::: LISTED ENTRIES :::

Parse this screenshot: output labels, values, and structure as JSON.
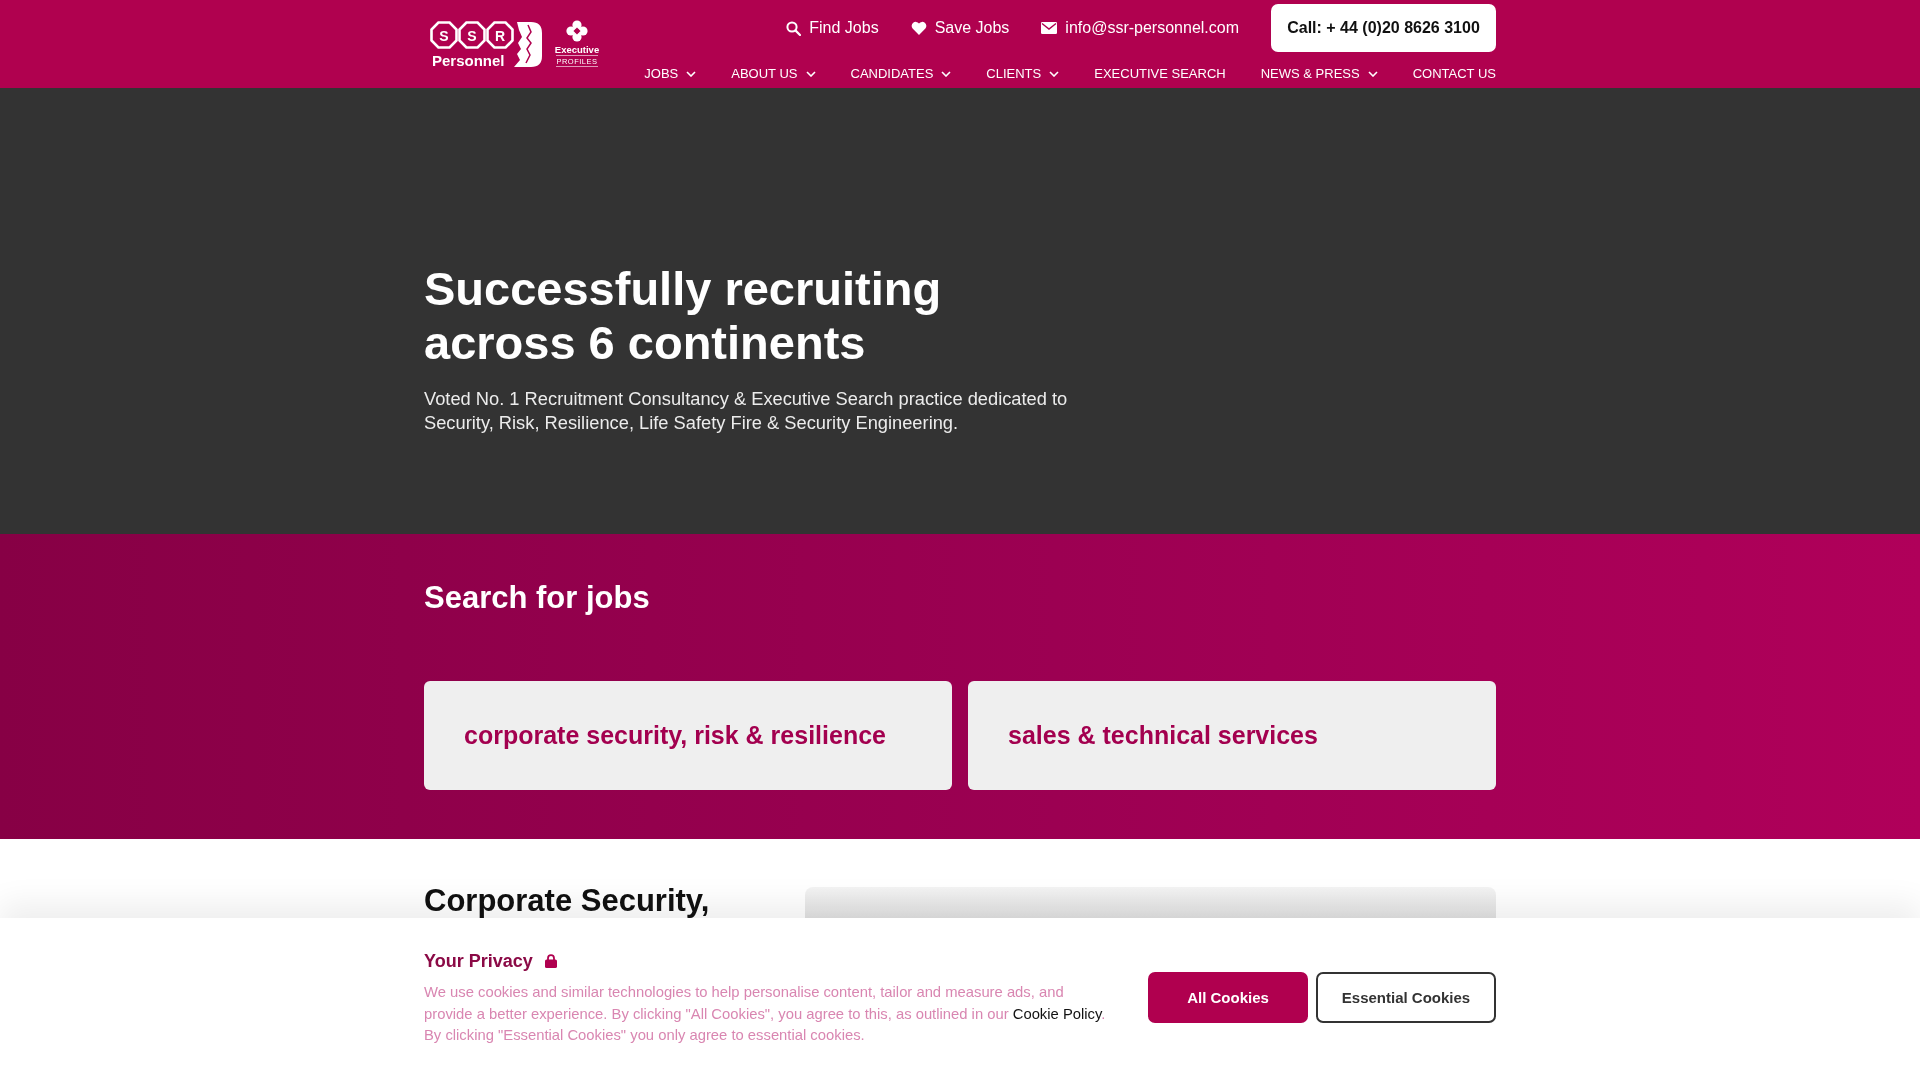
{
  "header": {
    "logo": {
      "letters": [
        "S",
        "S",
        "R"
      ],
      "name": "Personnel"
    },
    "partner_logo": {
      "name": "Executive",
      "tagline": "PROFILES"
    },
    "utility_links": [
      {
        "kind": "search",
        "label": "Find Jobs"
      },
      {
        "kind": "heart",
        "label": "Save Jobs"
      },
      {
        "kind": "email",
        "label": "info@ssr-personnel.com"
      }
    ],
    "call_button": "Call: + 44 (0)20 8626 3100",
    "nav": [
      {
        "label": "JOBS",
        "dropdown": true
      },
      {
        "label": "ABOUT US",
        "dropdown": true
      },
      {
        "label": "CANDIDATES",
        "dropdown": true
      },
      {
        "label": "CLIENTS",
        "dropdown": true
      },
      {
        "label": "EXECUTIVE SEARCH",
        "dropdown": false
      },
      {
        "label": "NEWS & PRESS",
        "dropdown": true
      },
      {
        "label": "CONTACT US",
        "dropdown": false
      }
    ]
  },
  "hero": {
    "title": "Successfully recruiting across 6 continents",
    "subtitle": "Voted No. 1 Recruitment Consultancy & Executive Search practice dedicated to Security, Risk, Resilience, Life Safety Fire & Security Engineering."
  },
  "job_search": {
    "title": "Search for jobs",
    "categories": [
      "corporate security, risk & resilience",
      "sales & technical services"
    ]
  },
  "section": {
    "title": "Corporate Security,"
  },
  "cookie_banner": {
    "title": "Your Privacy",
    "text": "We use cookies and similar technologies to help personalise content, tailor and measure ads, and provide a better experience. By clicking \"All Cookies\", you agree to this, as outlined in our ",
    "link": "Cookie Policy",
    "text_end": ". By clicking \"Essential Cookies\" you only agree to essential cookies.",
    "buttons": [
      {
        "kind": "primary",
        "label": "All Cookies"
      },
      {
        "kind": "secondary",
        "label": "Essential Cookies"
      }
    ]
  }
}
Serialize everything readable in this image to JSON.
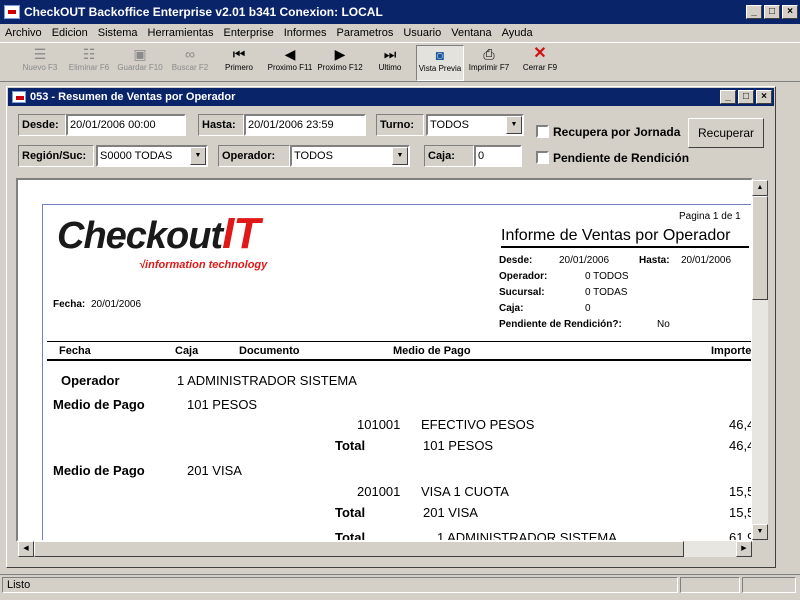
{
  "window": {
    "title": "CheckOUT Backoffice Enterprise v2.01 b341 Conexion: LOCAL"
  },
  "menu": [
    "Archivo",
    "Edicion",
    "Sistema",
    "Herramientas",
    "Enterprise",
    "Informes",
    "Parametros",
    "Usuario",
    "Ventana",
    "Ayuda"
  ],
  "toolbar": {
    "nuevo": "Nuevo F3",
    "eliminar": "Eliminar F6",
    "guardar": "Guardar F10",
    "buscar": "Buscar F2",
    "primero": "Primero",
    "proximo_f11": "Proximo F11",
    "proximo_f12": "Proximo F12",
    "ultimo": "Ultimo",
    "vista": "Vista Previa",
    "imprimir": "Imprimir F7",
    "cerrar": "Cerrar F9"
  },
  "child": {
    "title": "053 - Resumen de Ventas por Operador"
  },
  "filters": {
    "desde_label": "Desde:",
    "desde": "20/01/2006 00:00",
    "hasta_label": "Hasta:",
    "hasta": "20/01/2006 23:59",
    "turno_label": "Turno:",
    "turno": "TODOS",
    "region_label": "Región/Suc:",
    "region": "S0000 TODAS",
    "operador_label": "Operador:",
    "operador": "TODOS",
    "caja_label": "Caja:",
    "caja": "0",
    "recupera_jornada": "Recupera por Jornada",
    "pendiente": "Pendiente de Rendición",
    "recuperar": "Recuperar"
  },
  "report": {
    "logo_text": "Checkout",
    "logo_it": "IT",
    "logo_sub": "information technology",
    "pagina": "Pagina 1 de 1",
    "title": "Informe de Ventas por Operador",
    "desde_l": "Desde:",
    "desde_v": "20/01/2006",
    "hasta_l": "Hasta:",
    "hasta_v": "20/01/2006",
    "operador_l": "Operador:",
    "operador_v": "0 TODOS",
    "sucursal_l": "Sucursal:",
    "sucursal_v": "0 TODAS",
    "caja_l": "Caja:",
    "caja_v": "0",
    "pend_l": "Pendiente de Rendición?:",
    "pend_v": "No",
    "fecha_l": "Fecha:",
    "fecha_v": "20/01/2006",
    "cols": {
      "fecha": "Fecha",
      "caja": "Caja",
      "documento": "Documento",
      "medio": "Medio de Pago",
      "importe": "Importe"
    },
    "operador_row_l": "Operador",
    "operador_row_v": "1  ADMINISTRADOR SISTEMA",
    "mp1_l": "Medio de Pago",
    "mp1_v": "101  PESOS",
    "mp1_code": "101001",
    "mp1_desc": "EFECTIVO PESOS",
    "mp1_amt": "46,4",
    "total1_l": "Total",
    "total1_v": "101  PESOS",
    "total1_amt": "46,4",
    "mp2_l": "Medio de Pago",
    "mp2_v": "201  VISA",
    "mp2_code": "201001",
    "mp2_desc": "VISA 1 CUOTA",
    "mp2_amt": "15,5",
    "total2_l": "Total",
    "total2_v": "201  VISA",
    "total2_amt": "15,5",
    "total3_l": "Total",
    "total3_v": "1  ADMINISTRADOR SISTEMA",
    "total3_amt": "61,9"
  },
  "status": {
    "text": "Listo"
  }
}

:::

Repeat all of the entries word for word, but omit the pictures.

[TASK RESULT]
Parse this screenshot: output labels, values, and structure as JSON.
{
  "header": {
    "logo": {
      "letters": [
        "S",
        "S",
        "R"
      ],
      "name": "Personnel"
    },
    "partner_logo": {
      "name": "Executive",
      "tagline": "PROFILES"
    },
    "utility_links": [
      {
        "kind": "search",
        "label": "Find Jobs"
      },
      {
        "kind": "heart",
        "label": "Save Jobs"
      },
      {
        "kind": "email",
        "label": "info@ssr-personnel.com"
      }
    ],
    "call_button": "Call: + 44 (0)20 8626 3100",
    "nav": [
      {
        "label": "JOBS",
        "dropdown": true
      },
      {
        "label": "ABOUT US",
        "dropdown": true
      },
      {
        "label": "CANDIDATES",
        "dropdown": true
      },
      {
        "label": "CLIENTS",
        "dropdown": true
      },
      {
        "label": "EXECUTIVE SEARCH",
        "dropdown": false
      },
      {
        "label": "NEWS & PRESS",
        "dropdown": true
      },
      {
        "label": "CONTACT US",
        "dropdown": false
      }
    ]
  },
  "hero": {
    "title": "Successfully recruiting across 6 continents",
    "subtitle": "Voted No. 1 Recruitment Consultancy & Executive Search practice dedicated to Security, Risk, Resilience, Life Safety Fire & Security Engineering."
  },
  "job_search": {
    "title": "Search for jobs",
    "categories": [
      "corporate security, risk & resilience",
      "sales & technical services"
    ]
  },
  "section": {
    "title": "Corporate Security,"
  },
  "cookie_banner": {
    "title": "Your Privacy",
    "text": "We use cookies and similar technologies to help personalise content, tailor and measure ads, and provide a better experience. By clicking \"All Cookies\", you agree to this, as outlined in our ",
    "link": "Cookie Policy",
    "text_end": ". By clicking \"Essential Cookies\" you only agree to essential cookies.",
    "buttons": [
      {
        "kind": "primary",
        "label": "All Cookies"
      },
      {
        "kind": "secondary",
        "label": "Essential Cookies"
      }
    ]
  }
}
Serialize everything readable in this image to JSON.
{
  "window": {
    "title": "CheckOUT Backoffice Enterprise v2.01 b341 Conexion: LOCAL"
  },
  "menu": [
    "Archivo",
    "Edicion",
    "Sistema",
    "Herramientas",
    "Enterprise",
    "Informes",
    "Parametros",
    "Usuario",
    "Ventana",
    "Ayuda"
  ],
  "toolbar": {
    "nuevo": "Nuevo F3",
    "eliminar": "Eliminar F6",
    "guardar": "Guardar F10",
    "buscar": "Buscar F2",
    "primero": "Primero",
    "proximo_f11": "Proximo F11",
    "proximo_f12": "Proximo F12",
    "ultimo": "Ultimo",
    "vista": "Vista Previa",
    "imprimir": "Imprimir F7",
    "cerrar": "Cerrar F9"
  },
  "child": {
    "title": "053 - Resumen de Ventas por Operador"
  },
  "filters": {
    "desde_label": "Desde:",
    "desde": "20/01/2006 00:00",
    "hasta_label": "Hasta:",
    "hasta": "20/01/2006 23:59",
    "turno_label": "Turno:",
    "turno": "TODOS",
    "region_label": "Región/Suc:",
    "region": "S0000 TODAS",
    "operador_label": "Operador:",
    "operador": "TODOS",
    "caja_label": "Caja:",
    "caja": "0",
    "recupera_jornada": "Recupera por Jornada",
    "pendiente": "Pendiente de Rendición",
    "recuperar": "Recuperar"
  },
  "report": {
    "logo_text": "Checkout",
    "logo_it": "IT",
    "logo_sub": "information technology",
    "pagina": "Pagina 1 de 1",
    "title": "Informe de Ventas por Operador",
    "desde_l": "Desde:",
    "desde_v": "20/01/2006",
    "hasta_l": "Hasta:",
    "hasta_v": "20/01/2006",
    "operador_l": "Operador:",
    "operador_v": "0 TODOS",
    "sucursal_l": "Sucursal:",
    "sucursal_v": "0 TODAS",
    "caja_l": "Caja:",
    "caja_v": "0",
    "pend_l": "Pendiente de Rendición?:",
    "pend_v": "No",
    "fecha_l": "Fecha:",
    "fecha_v": "20/01/2006",
    "cols": {
      "fecha": "Fecha",
      "caja": "Caja",
      "documento": "Documento",
      "medio": "Medio de Pago",
      "importe": "Importe"
    },
    "operador_row_l": "Operador",
    "operador_row_v": "1  ADMINISTRADOR SISTEMA",
    "mp1_l": "Medio de Pago",
    "mp1_v": "101  PESOS",
    "mp1_code": "101001",
    "mp1_desc": "EFECTIVO PESOS",
    "mp1_amt": "46,4",
    "total1_l": "Total",
    "total1_v": "101  PESOS",
    "total1_amt": "46,4",
    "mp2_l": "Medio de Pago",
    "mp2_v": "201  VISA",
    "mp2_code": "201001",
    "mp2_desc": "VISA 1 CUOTA",
    "mp2_amt": "15,5",
    "total2_l": "Total",
    "total2_v": "201  VISA",
    "total2_amt": "15,5",
    "total3_l": "Total",
    "total3_v": "1  ADMINISTRADOR SISTEMA",
    "total3_amt": "61,9"
  },
  "status": {
    "text": "Listo"
  }
}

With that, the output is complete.